**Request**
From the entries below, copy out every line with "Epochs" in it.

**Records for this exercise**
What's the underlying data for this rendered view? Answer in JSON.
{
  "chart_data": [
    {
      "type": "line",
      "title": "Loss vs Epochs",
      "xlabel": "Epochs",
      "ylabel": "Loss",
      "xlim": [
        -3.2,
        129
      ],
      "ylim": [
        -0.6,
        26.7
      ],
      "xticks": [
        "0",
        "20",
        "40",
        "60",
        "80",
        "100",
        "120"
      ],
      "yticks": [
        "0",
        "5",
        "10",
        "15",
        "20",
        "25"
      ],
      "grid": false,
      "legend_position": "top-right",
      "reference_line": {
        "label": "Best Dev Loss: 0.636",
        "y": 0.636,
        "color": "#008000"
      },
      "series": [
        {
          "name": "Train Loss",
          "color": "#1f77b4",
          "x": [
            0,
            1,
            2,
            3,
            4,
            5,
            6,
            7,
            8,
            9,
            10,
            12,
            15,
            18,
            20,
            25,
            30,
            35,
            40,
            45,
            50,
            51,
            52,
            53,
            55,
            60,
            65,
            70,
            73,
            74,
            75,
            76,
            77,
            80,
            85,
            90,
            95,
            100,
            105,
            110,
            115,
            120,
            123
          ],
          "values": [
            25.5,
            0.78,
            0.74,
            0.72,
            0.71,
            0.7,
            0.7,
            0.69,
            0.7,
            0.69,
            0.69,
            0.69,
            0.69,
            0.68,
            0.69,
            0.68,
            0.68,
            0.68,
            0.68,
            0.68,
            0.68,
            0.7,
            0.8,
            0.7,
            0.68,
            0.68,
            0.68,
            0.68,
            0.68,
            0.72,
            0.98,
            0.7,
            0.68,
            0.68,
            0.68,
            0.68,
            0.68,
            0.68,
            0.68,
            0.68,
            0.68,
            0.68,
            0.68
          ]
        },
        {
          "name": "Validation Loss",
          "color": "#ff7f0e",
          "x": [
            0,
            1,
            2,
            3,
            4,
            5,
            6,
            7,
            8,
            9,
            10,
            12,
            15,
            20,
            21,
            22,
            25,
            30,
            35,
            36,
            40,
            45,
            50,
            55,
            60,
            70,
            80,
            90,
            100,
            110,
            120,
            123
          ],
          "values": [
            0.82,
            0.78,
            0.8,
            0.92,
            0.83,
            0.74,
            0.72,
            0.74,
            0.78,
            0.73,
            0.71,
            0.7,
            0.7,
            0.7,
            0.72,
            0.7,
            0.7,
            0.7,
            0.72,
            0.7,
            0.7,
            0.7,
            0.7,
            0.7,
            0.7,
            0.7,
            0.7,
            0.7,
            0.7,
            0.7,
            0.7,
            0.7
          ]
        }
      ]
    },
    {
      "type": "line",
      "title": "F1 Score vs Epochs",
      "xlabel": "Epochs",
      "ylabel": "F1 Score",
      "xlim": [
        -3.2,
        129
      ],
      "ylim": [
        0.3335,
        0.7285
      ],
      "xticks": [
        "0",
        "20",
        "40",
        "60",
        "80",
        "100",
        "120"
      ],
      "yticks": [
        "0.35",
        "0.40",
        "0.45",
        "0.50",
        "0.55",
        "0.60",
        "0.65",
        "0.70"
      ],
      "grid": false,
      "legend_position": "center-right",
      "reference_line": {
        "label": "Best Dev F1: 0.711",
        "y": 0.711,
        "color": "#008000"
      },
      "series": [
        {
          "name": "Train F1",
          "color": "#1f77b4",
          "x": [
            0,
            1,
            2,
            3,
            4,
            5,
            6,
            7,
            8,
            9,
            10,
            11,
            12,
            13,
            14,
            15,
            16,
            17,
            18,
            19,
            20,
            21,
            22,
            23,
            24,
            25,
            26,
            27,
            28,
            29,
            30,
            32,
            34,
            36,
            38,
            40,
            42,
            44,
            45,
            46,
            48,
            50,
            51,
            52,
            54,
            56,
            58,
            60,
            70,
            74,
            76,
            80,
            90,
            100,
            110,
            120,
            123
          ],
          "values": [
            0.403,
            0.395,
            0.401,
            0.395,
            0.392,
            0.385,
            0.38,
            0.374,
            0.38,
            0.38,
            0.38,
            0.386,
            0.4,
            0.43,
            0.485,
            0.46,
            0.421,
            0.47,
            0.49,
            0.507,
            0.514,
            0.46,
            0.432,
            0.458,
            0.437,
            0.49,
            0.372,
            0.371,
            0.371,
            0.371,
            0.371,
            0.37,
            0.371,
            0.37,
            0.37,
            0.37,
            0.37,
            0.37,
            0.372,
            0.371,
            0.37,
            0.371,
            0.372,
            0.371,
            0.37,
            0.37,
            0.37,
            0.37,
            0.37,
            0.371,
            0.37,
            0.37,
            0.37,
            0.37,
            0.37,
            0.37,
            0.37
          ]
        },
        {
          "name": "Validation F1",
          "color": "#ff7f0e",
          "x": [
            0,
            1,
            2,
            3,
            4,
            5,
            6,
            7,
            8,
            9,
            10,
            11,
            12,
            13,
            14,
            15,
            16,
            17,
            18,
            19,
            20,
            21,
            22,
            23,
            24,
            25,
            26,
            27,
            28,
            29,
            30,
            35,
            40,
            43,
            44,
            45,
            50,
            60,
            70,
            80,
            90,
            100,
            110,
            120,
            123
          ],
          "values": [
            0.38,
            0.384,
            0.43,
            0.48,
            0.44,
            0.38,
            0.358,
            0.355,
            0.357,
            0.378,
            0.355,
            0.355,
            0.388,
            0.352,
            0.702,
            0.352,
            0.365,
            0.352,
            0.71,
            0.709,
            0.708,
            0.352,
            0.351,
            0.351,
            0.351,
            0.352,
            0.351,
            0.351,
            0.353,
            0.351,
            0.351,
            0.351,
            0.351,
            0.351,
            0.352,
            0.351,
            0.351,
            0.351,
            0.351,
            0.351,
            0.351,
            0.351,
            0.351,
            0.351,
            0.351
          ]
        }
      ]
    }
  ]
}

**Correct response**
      "title": "Loss vs Epochs",
      "xlabel": "Epochs",
      "title": "F1 Score vs Epochs",
      "xlabel": "Epochs",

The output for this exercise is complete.